» **DATASET**:
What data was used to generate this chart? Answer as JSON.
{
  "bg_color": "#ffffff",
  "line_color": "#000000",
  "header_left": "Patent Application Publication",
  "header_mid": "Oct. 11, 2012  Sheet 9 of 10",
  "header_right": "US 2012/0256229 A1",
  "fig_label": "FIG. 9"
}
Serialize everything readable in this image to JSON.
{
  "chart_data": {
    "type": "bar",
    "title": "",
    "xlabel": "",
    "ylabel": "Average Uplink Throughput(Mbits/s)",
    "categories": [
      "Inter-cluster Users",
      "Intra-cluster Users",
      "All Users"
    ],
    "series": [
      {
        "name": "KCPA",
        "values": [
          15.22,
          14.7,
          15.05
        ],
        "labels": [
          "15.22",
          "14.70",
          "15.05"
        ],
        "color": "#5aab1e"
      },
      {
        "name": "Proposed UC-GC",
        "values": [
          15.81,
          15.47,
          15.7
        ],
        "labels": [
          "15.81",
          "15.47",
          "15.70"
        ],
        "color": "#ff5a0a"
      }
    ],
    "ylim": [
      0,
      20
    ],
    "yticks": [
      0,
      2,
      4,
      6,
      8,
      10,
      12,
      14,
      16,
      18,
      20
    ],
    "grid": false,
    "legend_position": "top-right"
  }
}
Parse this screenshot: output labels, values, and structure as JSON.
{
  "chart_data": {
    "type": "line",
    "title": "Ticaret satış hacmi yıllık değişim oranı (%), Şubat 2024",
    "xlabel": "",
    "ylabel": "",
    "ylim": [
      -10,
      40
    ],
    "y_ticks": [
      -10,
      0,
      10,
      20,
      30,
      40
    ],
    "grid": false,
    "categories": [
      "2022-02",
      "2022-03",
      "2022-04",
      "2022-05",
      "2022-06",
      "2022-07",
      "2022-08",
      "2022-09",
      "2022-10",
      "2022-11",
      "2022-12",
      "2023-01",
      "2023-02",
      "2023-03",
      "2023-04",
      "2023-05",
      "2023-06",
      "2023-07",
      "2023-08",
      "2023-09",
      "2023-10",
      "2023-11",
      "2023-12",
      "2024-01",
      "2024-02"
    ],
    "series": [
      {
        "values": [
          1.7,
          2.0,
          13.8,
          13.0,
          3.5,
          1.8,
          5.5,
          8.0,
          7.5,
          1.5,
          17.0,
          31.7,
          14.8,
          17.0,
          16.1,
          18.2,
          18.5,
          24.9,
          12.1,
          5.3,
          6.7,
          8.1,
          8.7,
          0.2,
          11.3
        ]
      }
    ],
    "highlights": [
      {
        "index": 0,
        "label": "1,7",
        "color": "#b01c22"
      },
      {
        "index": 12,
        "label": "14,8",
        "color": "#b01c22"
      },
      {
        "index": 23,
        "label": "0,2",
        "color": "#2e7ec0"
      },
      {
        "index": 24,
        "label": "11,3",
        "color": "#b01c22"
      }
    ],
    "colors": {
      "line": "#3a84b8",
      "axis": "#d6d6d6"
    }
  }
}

» **CHALLENGE**:
Point out every line holding the string "this" and copy it.

» **SOLUTION**:
What data was used to generate this chart? Answer as JSON.
Serialize everything readable in this image to JSON.
Parse this screenshot: output labels, values, and structure as JSON.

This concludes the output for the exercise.